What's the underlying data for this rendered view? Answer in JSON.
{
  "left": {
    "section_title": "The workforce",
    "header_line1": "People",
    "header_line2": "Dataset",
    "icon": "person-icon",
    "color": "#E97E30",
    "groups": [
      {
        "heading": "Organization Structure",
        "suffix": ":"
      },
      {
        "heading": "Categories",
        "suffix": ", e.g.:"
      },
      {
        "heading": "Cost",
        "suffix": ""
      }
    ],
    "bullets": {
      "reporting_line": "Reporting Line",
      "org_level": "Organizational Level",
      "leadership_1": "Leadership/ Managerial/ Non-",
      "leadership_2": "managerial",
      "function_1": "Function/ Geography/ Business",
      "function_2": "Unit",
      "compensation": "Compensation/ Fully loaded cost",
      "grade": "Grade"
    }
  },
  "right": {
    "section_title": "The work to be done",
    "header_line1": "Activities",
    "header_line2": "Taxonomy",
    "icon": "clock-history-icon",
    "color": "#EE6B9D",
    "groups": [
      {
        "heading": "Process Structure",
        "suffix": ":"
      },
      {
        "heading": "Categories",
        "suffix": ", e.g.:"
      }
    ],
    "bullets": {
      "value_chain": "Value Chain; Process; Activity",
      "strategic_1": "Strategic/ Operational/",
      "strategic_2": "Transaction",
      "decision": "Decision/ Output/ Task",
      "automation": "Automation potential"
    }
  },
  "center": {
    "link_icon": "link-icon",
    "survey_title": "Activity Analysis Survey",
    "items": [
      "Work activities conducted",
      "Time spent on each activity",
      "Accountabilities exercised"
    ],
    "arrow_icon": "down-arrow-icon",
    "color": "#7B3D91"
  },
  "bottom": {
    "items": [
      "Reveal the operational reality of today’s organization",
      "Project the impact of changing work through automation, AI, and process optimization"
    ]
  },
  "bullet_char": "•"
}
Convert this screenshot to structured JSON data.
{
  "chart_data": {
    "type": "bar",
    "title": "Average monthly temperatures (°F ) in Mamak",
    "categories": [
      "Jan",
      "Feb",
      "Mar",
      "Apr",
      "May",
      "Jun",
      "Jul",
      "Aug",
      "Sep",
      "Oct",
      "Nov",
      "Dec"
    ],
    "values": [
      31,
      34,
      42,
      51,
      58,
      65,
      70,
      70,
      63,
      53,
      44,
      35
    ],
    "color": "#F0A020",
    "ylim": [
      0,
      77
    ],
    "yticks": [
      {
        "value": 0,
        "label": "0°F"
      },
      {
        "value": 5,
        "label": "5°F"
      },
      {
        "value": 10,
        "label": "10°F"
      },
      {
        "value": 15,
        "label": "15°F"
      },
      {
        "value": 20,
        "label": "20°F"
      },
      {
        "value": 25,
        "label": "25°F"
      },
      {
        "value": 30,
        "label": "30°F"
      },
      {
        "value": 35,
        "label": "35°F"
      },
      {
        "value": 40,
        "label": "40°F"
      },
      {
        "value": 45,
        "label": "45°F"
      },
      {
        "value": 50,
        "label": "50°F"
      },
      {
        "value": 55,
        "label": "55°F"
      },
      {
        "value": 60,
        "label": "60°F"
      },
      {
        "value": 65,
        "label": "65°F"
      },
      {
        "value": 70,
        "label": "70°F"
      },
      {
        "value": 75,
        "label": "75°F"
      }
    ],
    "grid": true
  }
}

[Exercise brief]
Look through the data above. Find each line with the string "heading" and copy it.

[Reply to the exercise]
        "heading": "Organization Structure",
        "heading": "Categories",
        "heading": "Cost",
        "heading": "Process Structure",
        "heading": "Categories",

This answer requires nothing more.